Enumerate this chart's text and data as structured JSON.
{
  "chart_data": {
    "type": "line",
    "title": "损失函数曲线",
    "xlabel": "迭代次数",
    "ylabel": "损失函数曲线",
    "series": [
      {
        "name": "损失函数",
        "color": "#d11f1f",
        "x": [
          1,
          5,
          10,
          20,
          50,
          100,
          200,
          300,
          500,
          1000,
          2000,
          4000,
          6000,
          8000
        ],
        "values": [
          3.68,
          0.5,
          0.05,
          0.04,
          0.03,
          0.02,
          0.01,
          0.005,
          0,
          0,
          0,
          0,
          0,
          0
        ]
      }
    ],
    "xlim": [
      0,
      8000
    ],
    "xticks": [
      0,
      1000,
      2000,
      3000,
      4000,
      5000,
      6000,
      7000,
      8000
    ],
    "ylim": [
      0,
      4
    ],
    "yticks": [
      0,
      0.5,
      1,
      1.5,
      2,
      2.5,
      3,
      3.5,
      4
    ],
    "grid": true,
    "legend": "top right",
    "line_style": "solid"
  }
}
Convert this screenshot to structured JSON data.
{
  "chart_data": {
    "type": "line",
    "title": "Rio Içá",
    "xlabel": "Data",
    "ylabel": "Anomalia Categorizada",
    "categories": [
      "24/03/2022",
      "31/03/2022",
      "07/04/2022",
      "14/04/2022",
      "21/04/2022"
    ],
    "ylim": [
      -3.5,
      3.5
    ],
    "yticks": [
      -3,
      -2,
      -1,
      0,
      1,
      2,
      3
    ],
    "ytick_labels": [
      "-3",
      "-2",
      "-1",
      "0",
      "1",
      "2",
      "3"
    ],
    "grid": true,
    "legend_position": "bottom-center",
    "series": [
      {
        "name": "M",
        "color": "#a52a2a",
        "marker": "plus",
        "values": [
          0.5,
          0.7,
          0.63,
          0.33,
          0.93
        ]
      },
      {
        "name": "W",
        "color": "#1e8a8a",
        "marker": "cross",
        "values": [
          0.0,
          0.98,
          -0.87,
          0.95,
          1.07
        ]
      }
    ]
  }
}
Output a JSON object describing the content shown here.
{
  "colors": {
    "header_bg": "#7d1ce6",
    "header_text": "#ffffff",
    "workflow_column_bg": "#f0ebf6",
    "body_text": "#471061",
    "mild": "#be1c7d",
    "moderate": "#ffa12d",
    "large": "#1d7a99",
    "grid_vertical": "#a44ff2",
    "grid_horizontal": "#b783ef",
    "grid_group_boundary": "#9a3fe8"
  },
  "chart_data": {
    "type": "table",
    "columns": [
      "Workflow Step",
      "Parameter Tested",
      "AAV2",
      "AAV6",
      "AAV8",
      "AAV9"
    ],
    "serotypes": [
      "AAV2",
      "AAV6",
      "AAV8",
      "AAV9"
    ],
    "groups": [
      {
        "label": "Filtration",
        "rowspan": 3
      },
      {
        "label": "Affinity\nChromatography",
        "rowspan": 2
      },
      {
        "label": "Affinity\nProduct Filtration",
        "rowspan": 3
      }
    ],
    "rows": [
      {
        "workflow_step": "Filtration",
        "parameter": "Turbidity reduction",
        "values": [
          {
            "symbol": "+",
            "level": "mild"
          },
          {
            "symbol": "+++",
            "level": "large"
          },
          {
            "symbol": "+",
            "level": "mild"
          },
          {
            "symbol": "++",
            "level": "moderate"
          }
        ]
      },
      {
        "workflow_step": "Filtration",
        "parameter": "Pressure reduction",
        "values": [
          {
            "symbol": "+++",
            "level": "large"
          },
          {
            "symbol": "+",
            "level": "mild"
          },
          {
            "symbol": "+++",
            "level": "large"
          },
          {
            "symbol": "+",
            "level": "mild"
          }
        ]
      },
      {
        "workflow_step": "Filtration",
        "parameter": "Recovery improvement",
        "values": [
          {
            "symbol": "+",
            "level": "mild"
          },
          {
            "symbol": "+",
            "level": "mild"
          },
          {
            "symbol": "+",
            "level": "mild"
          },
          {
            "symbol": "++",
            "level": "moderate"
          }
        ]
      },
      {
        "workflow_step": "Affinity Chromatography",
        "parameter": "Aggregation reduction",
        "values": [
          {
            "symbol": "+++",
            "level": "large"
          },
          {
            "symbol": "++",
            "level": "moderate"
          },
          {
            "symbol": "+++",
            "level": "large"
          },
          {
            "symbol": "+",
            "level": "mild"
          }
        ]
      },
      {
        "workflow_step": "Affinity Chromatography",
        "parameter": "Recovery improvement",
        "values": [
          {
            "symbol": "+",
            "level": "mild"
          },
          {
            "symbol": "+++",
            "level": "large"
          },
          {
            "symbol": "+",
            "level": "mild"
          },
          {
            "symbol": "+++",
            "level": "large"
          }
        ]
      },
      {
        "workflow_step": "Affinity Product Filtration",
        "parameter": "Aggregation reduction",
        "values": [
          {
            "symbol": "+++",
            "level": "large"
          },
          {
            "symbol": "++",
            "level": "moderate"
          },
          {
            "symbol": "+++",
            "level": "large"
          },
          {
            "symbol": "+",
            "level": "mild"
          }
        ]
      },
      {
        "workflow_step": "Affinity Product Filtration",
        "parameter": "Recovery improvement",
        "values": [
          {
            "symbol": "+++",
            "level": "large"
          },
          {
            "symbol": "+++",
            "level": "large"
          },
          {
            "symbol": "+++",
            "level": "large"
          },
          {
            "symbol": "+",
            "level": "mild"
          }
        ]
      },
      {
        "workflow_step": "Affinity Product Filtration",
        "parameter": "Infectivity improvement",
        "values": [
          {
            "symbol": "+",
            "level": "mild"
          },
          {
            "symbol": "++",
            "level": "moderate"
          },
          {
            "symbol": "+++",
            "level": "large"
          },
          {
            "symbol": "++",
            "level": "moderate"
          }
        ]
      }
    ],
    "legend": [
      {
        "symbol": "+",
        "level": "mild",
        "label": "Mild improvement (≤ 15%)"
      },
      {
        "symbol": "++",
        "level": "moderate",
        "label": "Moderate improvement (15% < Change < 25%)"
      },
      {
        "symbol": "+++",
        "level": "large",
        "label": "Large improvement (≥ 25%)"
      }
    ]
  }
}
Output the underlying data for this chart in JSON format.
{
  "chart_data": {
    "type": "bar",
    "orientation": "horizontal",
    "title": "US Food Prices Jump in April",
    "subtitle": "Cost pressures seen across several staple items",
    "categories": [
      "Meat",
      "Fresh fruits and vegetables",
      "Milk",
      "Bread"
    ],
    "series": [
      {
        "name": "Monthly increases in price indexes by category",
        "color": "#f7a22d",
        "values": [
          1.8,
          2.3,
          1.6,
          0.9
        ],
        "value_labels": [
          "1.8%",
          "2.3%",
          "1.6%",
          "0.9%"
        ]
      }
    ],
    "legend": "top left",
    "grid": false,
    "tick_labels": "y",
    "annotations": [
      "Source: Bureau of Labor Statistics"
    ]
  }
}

- Set problem
Write out the listing once more, matching it exactly.

- Finished exercise
Enumerate this chart's text and data as structured JSON.
{
  "chart_data": {
    "type": "line",
    "title": "损失函数曲线",
    "xlabel": "迭代次数",
    "ylabel": "损失函数曲线",
    "series": [
      {
        "name": "损失函数",
        "color": "#d11f1f",
        "x": [
          1,
          5,
          10,
          20,
          50,
          100,
          200,
          300,
          500,
          1000,
          2000,
          4000,
          6000,
          8000
        ],
        "values": [
          3.68,
          0.5,
          0.05,
          0.04,
          0.03,
          0.02,
          0.01,
          0.005,
          0,
          0,
          0,
          0,
          0,
          0
        ]
      }
    ],
    "xlim": [
      0,
      8000
    ],
    "xticks": [
      0,
      1000,
      2000,
      3000,
      4000,
      5000,
      6000,
      7000,
      8000
    ],
    "ylim": [
      0,
      4
    ],
    "yticks": [
      0,
      0.5,
      1,
      1.5,
      2,
      2.5,
      3,
      3.5,
      4
    ],
    "grid": true,
    "legend": "top right",
    "line_style": "solid"
  }
}
Convert this screenshot to structured JSON data.
{
  "chart_data": {
    "type": "line",
    "title": "Rio Içá",
    "xlabel": "Data",
    "ylabel": "Anomalia Categorizada",
    "categories": [
      "24/03/2022",
      "31/03/2022",
      "07/04/2022",
      "14/04/2022",
      "21/04/2022"
    ],
    "ylim": [
      -3.5,
      3.5
    ],
    "yticks": [
      -3,
      -2,
      -1,
      0,
      1,
      2,
      3
    ],
    "ytick_labels": [
      "-3",
      "-2",
      "-1",
      "0",
      "1",
      "2",
      "3"
    ],
    "grid": true,
    "legend_position": "bottom-center",
    "series": [
      {
        "name": "M",
        "color": "#a52a2a",
        "marker": "plus",
        "values": [
          0.5,
          0.7,
          0.63,
          0.33,
          0.93
        ]
      },
      {
        "name": "W",
        "color": "#1e8a8a",
        "marker": "cross",
        "values": [
          0.0,
          0.98,
          -0.87,
          0.95,
          1.07
        ]
      }
    ]
  }
}
Output a JSON object describing the content shown here.
{
  "colors": {
    "header_bg": "#7d1ce6",
    "header_text": "#ffffff",
    "workflow_column_bg": "#f0ebf6",
    "body_text": "#471061",
    "mild": "#be1c7d",
    "moderate": "#ffa12d",
    "large": "#1d7a99",
    "grid_vertical": "#a44ff2",
    "grid_horizontal": "#b783ef",
    "grid_group_boundary": "#9a3fe8"
  },
  "chart_data": {
    "type": "table",
    "columns": [
      "Workflow Step",
      "Parameter Tested",
      "AAV2",
      "AAV6",
      "AAV8",
      "AAV9"
    ],
    "serotypes": [
      "AAV2",
      "AAV6",
      "AAV8",
      "AAV9"
    ],
    "groups": [
      {
        "label": "Filtration",
        "rowspan": 3
      },
      {
        "label": "Affinity\nChromatography",
        "rowspan": 2
      },
      {
        "label": "Affinity\nProduct Filtration",
        "rowspan": 3
      }
    ],
    "rows": [
      {
        "workflow_step": "Filtration",
        "parameter": "Turbidity reduction",
        "values": [
          {
            "symbol": "+",
            "level": "mild"
          },
          {
            "symbol": "+++",
            "level": "large"
          },
          {
            "symbol": "+",
            "level": "mild"
          },
          {
            "symbol": "++",
            "level": "moderate"
          }
        ]
      },
      {
        "workflow_step": "Filtration",
        "parameter": "Pressure reduction",
        "values": [
          {
            "symbol": "+++",
            "level": "large"
          },
          {
            "symbol": "+",
            "level": "mild"
          },
          {
            "symbol": "+++",
            "level": "large"
          },
          {
            "symbol": "+",
            "level": "mild"
          }
        ]
      },
      {
        "workflow_step": "Filtration",
        "parameter": "Recovery improvement",
        "values": [
          {
            "symbol": "+",
            "level": "mild"
          },
          {
            "symbol": "+",
            "level": "mild"
          },
          {
            "symbol": "+",
            "level": "mild"
          },
          {
            "symbol": "++",
            "level": "moderate"
          }
        ]
      },
      {
        "workflow_step": "Affinity Chromatography",
        "parameter": "Aggregation reduction",
        "values": [
          {
            "symbol": "+++",
            "level": "large"
          },
          {
            "symbol": "++",
            "level": "moderate"
          },
          {
            "symbol": "+++",
            "level": "large"
          },
          {
            "symbol": "+",
            "level": "mild"
          }
        ]
      },
      {
        "workflow_step": "Affinity Chromatography",
        "parameter": "Recovery improvement",
        "values": [
          {
            "symbol": "+",
            "level": "mild"
          },
          {
            "symbol": "+++",
            "level": "large"
          },
          {
            "symbol": "+",
            "level": "mild"
          },
          {
            "symbol": "+++",
            "level": "large"
          }
        ]
      },
      {
        "workflow_step": "Affinity Product Filtration",
        "parameter": "Aggregation reduction",
        "values": [
          {
            "symbol": "+++",
            "level": "large"
          },
          {
            "symbol": "++",
            "level": "moderate"
          },
          {
            "symbol": "+++",
            "level": "large"
          },
          {
            "symbol": "+",
            "level": "mild"
          }
        ]
      },
      {
        "workflow_step": "Affinity Product Filtration",
        "parameter": "Recovery improvement",
        "values": [
          {
            "symbol": "+++",
            "level": "large"
          },
          {
            "symbol": "+++",
            "level": "large"
          },
          {
            "symbol": "+++",
            "level": "large"
          },
          {
            "symbol": "+",
            "level": "mild"
          }
        ]
      },
      {
        "workflow_step": "Affinity Product Filtration",
        "parameter": "Infectivity improvement",
        "values": [
          {
            "symbol": "+",
            "level": "mild"
          },
          {
            "symbol": "++",
            "level": "moderate"
          },
          {
            "symbol": "+++",
            "level": "large"
          },
          {
            "symbol": "++",
            "level": "moderate"
          }
        ]
      }
    ],
    "legend": [
      {
        "symbol": "+",
        "level": "mild",
        "label": "Mild improvement (≤ 15%)"
      },
      {
        "symbol": "++",
        "level": "moderate",
        "label": "Moderate improvement (15% < Change < 25%)"
      },
      {
        "symbol": "+++",
        "level": "large",
        "label": "Large improvement (≥ 25%)"
      }
    ]
  }
}
Output the underlying data for this chart in JSON format.
{
  "chart_data": {
    "type": "bar",
    "orientation": "horizontal",
    "title": "US Food Prices Jump in April",
    "subtitle": "Cost pressures seen across several staple items",
    "categories": [
      "Meat",
      "Fresh fruits and vegetables",
      "Milk",
      "Bread"
    ],
    "series": [
      {
        "name": "Monthly increases in price indexes by category",
        "color": "#f7a22d",
        "values": [
          1.8,
          2.3,
          1.6,
          0.9
        ],
        "value_labels": [
          "1.8%",
          "2.3%",
          "1.6%",
          "0.9%"
        ]
      }
    ],
    "legend": "top left",
    "grid": false,
    "tick_labels": "y",
    "annotations": [
      "Source: Bureau of Labor Statistics"
    ]
  }
}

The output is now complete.